* Aim of the task:
Reproduce the lines below with each occurrence of "interactable" changed to "clickable" and everything else left untouched.

##### Records for the exercise #####

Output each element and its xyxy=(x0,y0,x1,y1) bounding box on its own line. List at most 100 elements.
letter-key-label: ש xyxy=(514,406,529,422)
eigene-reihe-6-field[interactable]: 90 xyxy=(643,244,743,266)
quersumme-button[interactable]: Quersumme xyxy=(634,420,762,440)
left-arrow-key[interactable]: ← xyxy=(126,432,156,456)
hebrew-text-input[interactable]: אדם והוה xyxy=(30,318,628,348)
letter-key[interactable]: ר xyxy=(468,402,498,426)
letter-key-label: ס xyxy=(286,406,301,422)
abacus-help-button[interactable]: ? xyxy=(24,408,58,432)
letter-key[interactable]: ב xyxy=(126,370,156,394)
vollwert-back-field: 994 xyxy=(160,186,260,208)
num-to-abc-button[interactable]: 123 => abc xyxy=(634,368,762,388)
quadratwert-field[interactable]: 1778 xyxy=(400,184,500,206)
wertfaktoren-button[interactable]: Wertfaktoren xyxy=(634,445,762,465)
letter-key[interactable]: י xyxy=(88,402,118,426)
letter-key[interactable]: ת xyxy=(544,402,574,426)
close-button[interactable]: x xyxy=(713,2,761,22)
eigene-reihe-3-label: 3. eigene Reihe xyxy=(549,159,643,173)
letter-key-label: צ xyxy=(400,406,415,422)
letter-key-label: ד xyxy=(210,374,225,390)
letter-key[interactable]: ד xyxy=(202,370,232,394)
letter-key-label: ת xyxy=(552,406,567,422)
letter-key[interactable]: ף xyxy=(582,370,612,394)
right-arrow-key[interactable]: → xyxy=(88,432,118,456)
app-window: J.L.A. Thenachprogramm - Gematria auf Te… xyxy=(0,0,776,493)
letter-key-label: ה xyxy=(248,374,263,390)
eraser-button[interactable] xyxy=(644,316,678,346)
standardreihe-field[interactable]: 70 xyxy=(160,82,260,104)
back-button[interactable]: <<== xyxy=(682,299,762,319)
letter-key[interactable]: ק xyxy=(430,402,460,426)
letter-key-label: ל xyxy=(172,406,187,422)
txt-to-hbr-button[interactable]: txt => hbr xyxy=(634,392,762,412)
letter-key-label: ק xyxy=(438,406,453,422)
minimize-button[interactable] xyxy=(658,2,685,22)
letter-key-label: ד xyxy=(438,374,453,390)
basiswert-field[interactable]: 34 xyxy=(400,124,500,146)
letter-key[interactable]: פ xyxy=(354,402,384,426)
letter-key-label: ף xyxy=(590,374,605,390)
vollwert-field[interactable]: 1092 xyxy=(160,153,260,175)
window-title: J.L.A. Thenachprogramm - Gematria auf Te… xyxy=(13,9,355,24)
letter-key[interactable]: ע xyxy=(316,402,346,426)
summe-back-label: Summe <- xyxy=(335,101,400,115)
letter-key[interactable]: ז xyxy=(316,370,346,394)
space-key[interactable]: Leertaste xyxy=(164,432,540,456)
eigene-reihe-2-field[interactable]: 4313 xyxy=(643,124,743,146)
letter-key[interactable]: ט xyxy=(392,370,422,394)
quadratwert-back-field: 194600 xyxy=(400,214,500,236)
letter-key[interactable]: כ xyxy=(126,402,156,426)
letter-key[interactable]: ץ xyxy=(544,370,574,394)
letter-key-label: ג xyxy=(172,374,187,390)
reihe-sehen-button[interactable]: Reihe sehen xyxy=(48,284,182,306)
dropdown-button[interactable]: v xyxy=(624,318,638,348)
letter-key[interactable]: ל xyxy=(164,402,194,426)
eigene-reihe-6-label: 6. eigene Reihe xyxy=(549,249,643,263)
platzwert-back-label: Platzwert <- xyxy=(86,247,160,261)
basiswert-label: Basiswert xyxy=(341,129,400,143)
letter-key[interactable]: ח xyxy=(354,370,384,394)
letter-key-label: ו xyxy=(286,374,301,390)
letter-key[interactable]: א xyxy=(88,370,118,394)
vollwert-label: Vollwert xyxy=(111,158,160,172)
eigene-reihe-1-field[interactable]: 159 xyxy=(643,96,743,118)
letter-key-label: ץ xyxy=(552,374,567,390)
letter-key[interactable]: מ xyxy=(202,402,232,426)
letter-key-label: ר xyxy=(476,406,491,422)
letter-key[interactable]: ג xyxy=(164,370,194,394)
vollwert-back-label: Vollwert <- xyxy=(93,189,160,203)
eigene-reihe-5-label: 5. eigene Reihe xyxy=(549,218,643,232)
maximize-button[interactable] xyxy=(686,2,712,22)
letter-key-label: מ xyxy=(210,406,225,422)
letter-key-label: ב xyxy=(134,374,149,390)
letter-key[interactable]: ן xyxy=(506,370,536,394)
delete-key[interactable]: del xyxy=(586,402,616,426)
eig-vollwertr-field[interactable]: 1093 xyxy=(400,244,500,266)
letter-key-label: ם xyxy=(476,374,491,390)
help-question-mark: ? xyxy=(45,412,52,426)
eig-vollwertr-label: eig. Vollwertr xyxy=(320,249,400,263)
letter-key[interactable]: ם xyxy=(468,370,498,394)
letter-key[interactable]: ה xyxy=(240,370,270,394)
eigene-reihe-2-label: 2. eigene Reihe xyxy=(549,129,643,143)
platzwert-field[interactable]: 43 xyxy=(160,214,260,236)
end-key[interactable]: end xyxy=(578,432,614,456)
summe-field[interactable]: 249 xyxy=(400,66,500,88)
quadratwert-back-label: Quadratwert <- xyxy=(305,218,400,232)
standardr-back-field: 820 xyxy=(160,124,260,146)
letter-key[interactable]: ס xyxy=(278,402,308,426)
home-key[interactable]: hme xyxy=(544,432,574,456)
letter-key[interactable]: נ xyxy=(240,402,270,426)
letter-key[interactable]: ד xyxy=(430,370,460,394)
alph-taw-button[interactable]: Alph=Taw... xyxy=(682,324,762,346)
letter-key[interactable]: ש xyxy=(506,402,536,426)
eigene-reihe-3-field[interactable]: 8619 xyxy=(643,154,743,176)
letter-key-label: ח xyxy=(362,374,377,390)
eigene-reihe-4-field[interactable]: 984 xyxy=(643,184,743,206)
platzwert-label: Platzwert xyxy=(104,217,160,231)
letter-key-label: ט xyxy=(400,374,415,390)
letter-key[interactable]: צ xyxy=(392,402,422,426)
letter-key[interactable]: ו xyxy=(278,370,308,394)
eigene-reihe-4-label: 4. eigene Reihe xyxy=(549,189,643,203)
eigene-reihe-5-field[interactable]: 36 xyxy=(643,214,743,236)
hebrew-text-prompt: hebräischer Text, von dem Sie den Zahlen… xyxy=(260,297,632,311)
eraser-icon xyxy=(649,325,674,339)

#####

* Completed task:
Output each element and its xyxy=(x0,y0,x1,y1) bounding box on its own line. List at most 100 elements.
letter-key-label: ש xyxy=(514,406,529,422)
eigene-reihe-6-field[clickable]: 90 xyxy=(643,244,743,266)
quersumme-button[clickable]: Quersumme xyxy=(634,420,762,440)
left-arrow-key[clickable]: ← xyxy=(126,432,156,456)
hebrew-text-input[clickable]: אדם והוה xyxy=(30,318,628,348)
letter-key[clickable]: ר xyxy=(468,402,498,426)
letter-key-label: ס xyxy=(286,406,301,422)
abacus-help-button[clickable]: ? xyxy=(24,408,58,432)
letter-key[clickable]: ב xyxy=(126,370,156,394)
vollwert-back-field: 994 xyxy=(160,186,260,208)
num-to-abc-button[clickable]: 123 => abc xyxy=(634,368,762,388)
quadratwert-field[clickable]: 1778 xyxy=(400,184,500,206)
wertfaktoren-button[clickable]: Wertfaktoren xyxy=(634,445,762,465)
letter-key[clickable]: י xyxy=(88,402,118,426)
letter-key[clickable]: ת xyxy=(544,402,574,426)
close-button[clickable]: x xyxy=(713,2,761,22)
eigene-reihe-3-label: 3. eigene Reihe xyxy=(549,159,643,173)
letter-key-label: צ xyxy=(400,406,415,422)
letter-key-label: ד xyxy=(210,374,225,390)
letter-key[clickable]: ד xyxy=(202,370,232,394)
letter-key-label: ת xyxy=(552,406,567,422)
letter-key[clickable]: ף xyxy=(582,370,612,394)
right-arrow-key[clickable]: → xyxy=(88,432,118,456)
app-window: J.L.A. Thenachprogramm - Gematria auf Te… xyxy=(0,0,776,493)
letter-key-label: ה xyxy=(248,374,263,390)
eraser-button[clickable] xyxy=(644,316,678,346)
standardreihe-field[clickable]: 70 xyxy=(160,82,260,104)
back-button[clickable]: <<== xyxy=(682,299,762,319)
letter-key[clickable]: ק xyxy=(430,402,460,426)
letter-key-label: ל xyxy=(172,406,187,422)
txt-to-hbr-button[clickable]: txt => hbr xyxy=(634,392,762,412)
letter-key-label: ק xyxy=(438,406,453,422)
minimize-button[clickable] xyxy=(658,2,685,22)
letter-key-label: ד xyxy=(438,374,453,390)
basiswert-field[clickable]: 34 xyxy=(400,124,500,146)
letter-key[clickable]: פ xyxy=(354,402,384,426)
letter-key-label: ף xyxy=(590,374,605,390)
vollwert-field[clickable]: 1092 xyxy=(160,153,260,175)
window-title: J.L.A. Thenachprogramm - Gematria auf Te… xyxy=(13,9,355,24)
letter-key[clickable]: ע xyxy=(316,402,346,426)
summe-back-label: Summe <- xyxy=(335,101,400,115)
letter-key[clickable]: ז xyxy=(316,370,346,394)
space-key[clickable]: Leertaste xyxy=(164,432,540,456)
eigene-reihe-2-field[clickable]: 4313 xyxy=(643,124,743,146)
letter-key[clickable]: ט xyxy=(392,370,422,394)
quadratwert-back-field: 194600 xyxy=(400,214,500,236)
letter-key[clickable]: כ xyxy=(126,402,156,426)
letter-key[clickable]: ץ xyxy=(544,370,574,394)
letter-key-label: ג xyxy=(172,374,187,390)
reihe-sehen-button[clickable]: Reihe sehen xyxy=(48,284,182,306)
dropdown-button[clickable]: v xyxy=(624,318,638,348)
letter-key[clickable]: ל xyxy=(164,402,194,426)
eigene-reihe-6-label: 6. eigene Reihe xyxy=(549,249,643,263)
platzwert-back-label: Platzwert <- xyxy=(86,247,160,261)
basiswert-label: Basiswert xyxy=(341,129,400,143)
letter-key[clickable]: ח xyxy=(354,370,384,394)
letter-key-label: ו xyxy=(286,374,301,390)
letter-key[clickable]: א xyxy=(88,370,118,394)
vollwert-label: Vollwert xyxy=(111,158,160,172)
eigene-reihe-1-field[clickable]: 159 xyxy=(643,96,743,118)
letter-key-label: ץ xyxy=(552,374,567,390)
letter-key[clickable]: מ xyxy=(202,402,232,426)
letter-key-label: ר xyxy=(476,406,491,422)
letter-key[clickable]: ג xyxy=(164,370,194,394)
vollwert-back-label: Vollwert <- xyxy=(93,189,160,203)
eigene-reihe-5-label: 5. eigene Reihe xyxy=(549,218,643,232)
maximize-button[clickable] xyxy=(686,2,712,22)
letter-key-label: מ xyxy=(210,406,225,422)
letter-key-label: ב xyxy=(134,374,149,390)
letter-key[clickable]: ן xyxy=(506,370,536,394)
delete-key[clickable]: del xyxy=(586,402,616,426)
eig-vollwertr-field[clickable]: 1093 xyxy=(400,244,500,266)
letter-key-label: ם xyxy=(476,374,491,390)
help-question-mark: ? xyxy=(45,412,52,426)
eig-vollwertr-label: eig. Vollwertr xyxy=(320,249,400,263)
letter-key[clickable]: ם xyxy=(468,370,498,394)
letter-key[clickable]: ה xyxy=(240,370,270,394)
eigene-reihe-2-label: 2. eigene Reihe xyxy=(549,129,643,143)
platzwert-field[clickable]: 43 xyxy=(160,214,260,236)
end-key[clickable]: end xyxy=(578,432,614,456)
summe-field[clickable]: 249 xyxy=(400,66,500,88)
quadratwert-back-label: Quadratwert <- xyxy=(305,218,400,232)
standardr-back-field: 820 xyxy=(160,124,260,146)
letter-key[clickable]: ס xyxy=(278,402,308,426)
home-key[clickable]: hme xyxy=(544,432,574,456)
letter-key[clickable]: נ xyxy=(240,402,270,426)
letter-key[clickable]: ד xyxy=(430,370,460,394)
alph-taw-button[clickable]: Alph=Taw... xyxy=(682,324,762,346)
letter-key[clickable]: ש xyxy=(506,402,536,426)
eigene-reihe-3-field[clickable]: 8619 xyxy=(643,154,743,176)
letter-key-label: ח xyxy=(362,374,377,390)
eigene-reihe-4-field[clickable]: 984 xyxy=(643,184,743,206)
platzwert-label: Platzwert xyxy=(104,217,160,231)
letter-key-label: ט xyxy=(400,374,415,390)
letter-key[clickable]: צ xyxy=(392,402,422,426)
letter-key[clickable]: ו xyxy=(278,370,308,394)
eigene-reihe-4-label: 4. eigene Reihe xyxy=(549,189,643,203)
eigene-reihe-5-field[clickable]: 36 xyxy=(643,214,743,236)
hebrew-text-prompt: hebräischer Text, von dem Sie den Zahlen… xyxy=(260,297,632,311)
eraser-icon xyxy=(649,325,674,339)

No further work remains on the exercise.